**YOUR INSTRUCTIONS**
From the data that follows, copy every line holding the string "Temp".
────
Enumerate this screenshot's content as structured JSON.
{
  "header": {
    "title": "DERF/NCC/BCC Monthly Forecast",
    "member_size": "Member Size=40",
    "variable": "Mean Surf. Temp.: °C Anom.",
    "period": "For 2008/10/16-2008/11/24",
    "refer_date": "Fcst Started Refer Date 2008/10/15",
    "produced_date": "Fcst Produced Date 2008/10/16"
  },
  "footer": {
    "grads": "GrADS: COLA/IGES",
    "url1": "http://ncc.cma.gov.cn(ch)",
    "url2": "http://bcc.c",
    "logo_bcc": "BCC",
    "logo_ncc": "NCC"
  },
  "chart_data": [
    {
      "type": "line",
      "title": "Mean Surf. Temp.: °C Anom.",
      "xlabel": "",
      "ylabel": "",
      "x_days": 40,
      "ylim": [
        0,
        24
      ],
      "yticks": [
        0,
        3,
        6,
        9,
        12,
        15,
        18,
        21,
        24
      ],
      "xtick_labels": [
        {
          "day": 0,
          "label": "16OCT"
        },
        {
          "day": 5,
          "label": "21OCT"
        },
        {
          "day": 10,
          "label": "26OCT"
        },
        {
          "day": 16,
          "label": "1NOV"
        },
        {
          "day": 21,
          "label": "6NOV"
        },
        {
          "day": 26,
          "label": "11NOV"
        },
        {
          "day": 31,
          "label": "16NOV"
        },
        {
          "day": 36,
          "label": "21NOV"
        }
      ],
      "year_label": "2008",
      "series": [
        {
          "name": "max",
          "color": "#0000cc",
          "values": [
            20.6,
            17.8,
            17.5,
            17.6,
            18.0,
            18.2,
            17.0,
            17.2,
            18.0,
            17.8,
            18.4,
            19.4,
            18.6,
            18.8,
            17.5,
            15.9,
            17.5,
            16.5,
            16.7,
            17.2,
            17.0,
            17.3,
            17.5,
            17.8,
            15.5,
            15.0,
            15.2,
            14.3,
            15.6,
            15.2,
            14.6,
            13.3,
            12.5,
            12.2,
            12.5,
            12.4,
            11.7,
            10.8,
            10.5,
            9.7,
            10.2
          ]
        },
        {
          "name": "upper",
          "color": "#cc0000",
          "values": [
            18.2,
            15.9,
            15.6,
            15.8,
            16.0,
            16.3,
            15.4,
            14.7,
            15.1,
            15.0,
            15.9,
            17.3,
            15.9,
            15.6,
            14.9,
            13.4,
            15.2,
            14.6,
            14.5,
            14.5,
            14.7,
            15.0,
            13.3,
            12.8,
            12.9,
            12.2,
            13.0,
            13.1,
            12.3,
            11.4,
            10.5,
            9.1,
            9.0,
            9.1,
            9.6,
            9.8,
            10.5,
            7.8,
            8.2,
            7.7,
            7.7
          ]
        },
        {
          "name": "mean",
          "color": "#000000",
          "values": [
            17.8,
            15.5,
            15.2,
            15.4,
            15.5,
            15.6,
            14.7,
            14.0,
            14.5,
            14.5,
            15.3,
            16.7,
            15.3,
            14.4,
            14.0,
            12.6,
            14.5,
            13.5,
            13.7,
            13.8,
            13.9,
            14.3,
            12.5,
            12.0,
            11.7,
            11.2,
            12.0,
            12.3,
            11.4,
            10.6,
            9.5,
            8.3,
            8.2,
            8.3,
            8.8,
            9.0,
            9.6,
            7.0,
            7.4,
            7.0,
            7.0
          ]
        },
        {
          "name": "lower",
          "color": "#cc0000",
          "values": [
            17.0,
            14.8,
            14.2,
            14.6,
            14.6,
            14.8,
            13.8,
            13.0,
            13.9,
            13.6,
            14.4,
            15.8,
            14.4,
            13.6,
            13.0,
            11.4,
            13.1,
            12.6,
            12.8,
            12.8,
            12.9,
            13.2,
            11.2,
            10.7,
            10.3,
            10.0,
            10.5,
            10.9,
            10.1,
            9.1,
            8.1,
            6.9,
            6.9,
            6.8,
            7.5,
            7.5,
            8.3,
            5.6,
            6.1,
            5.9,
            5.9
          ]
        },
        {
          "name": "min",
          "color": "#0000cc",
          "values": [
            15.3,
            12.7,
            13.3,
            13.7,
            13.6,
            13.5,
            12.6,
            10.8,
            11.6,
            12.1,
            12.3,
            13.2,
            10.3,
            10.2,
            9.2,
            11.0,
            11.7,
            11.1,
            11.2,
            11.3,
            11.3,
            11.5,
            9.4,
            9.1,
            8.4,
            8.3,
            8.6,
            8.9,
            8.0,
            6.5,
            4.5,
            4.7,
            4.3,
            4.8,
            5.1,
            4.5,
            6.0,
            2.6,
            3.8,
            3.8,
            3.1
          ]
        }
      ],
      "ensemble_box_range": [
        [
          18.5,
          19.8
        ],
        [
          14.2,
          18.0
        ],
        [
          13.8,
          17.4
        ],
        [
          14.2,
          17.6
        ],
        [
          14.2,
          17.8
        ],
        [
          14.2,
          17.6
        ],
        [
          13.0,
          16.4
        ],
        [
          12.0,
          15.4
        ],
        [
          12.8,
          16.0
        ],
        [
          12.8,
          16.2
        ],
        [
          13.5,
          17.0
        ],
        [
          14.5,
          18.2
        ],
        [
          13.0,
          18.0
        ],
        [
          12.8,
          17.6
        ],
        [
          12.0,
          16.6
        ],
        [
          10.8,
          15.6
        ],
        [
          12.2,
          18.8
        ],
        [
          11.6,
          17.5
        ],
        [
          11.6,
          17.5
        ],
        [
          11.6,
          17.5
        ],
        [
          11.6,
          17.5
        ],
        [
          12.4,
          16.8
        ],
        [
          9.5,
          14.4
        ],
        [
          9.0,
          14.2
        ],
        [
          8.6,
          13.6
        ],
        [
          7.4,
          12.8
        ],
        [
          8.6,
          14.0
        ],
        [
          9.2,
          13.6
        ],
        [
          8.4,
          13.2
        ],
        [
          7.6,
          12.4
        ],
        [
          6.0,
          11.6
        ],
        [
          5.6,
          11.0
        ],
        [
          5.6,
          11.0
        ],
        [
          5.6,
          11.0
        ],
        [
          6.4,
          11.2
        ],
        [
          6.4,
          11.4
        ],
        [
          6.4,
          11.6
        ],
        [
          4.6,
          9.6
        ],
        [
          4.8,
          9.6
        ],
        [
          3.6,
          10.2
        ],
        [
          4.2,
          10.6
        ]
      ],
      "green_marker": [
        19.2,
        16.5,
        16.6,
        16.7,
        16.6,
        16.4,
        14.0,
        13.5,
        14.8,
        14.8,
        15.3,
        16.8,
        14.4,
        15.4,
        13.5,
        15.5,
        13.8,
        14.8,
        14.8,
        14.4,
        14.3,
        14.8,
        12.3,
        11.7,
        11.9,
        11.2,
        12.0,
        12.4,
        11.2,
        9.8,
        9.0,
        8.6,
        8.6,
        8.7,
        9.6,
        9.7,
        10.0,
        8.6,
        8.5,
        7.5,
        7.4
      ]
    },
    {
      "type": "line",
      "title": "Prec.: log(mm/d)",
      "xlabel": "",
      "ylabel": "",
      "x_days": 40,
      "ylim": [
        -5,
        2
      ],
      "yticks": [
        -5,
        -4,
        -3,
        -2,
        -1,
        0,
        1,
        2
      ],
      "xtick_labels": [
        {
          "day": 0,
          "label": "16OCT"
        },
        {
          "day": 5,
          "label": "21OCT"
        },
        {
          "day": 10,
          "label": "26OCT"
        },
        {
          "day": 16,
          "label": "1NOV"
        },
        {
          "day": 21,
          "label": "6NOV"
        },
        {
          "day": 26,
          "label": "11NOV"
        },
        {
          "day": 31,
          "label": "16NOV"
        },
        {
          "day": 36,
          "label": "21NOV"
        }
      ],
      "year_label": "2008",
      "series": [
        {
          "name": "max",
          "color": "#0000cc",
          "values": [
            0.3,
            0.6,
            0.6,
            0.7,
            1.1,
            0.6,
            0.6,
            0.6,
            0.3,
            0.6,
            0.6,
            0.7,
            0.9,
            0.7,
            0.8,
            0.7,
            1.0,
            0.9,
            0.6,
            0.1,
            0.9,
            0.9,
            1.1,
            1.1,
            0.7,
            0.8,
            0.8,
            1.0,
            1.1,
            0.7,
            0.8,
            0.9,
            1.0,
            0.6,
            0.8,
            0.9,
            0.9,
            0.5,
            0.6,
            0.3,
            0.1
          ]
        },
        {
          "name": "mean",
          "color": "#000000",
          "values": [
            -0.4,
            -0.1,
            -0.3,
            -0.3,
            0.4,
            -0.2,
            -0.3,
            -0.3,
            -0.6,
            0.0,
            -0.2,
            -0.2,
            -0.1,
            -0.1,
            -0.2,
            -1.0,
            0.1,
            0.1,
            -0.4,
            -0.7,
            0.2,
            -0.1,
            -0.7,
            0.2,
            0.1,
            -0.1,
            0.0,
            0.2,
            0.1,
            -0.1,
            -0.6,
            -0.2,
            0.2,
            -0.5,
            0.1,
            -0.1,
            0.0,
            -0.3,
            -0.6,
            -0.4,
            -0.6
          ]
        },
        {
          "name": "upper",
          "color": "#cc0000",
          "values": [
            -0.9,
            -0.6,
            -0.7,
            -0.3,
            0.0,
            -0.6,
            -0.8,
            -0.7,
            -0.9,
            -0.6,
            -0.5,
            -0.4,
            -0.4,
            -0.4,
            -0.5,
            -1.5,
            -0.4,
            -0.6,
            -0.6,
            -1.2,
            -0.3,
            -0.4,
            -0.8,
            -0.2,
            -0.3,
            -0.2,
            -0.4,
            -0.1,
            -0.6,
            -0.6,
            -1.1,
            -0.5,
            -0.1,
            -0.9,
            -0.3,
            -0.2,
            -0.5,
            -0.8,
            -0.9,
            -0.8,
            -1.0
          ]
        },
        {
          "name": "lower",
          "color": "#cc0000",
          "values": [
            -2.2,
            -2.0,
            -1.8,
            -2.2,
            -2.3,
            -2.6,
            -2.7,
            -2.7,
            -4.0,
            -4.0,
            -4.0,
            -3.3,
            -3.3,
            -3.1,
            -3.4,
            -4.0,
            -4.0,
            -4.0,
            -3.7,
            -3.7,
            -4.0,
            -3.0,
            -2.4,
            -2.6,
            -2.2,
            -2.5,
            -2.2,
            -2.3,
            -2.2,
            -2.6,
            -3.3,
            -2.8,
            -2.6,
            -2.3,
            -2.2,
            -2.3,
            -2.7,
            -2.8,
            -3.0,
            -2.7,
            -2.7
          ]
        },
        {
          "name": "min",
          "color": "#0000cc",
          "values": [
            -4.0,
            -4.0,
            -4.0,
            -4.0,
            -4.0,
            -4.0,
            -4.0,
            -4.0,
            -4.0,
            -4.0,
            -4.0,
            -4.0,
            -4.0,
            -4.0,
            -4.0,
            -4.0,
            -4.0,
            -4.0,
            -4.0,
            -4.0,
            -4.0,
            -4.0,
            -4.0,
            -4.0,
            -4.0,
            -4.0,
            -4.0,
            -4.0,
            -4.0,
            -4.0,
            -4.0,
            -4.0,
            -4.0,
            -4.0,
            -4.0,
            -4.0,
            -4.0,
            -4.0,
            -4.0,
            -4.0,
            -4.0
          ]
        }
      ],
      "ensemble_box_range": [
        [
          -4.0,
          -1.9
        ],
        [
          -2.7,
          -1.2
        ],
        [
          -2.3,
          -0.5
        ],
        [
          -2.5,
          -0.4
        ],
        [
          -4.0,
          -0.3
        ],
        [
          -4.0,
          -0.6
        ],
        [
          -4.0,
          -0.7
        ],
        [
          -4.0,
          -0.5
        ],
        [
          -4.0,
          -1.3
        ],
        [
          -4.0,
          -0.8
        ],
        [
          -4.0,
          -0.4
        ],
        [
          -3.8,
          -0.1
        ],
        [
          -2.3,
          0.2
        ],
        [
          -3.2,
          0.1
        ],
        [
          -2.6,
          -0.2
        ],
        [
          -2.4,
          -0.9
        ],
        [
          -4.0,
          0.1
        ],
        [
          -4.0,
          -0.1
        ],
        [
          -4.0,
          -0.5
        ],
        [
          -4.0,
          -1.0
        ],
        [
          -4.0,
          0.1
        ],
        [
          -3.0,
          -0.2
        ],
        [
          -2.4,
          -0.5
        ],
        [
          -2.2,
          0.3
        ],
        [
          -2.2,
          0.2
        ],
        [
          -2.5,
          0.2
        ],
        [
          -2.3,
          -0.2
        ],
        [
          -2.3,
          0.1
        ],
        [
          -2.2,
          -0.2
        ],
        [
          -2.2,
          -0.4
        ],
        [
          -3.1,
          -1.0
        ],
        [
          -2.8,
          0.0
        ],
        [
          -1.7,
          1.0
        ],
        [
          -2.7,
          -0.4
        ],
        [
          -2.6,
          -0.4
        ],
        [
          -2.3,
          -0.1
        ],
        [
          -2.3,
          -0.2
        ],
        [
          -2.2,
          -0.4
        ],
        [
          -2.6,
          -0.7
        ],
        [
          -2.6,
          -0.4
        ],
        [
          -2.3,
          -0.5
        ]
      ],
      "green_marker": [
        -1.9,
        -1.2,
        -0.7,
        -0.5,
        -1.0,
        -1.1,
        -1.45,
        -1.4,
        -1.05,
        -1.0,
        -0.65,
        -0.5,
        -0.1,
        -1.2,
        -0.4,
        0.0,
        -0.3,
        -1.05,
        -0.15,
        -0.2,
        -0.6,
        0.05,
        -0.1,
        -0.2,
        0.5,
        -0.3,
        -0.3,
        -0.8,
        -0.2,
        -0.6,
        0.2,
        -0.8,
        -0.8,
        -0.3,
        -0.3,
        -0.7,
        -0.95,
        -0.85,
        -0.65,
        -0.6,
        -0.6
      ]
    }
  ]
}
────
**COMPLETE OUTPUT**
    "variable": "Mean Surf. Temp.: °C Anom.",
      "title": "Mean Surf. Temp.: °C Anom.",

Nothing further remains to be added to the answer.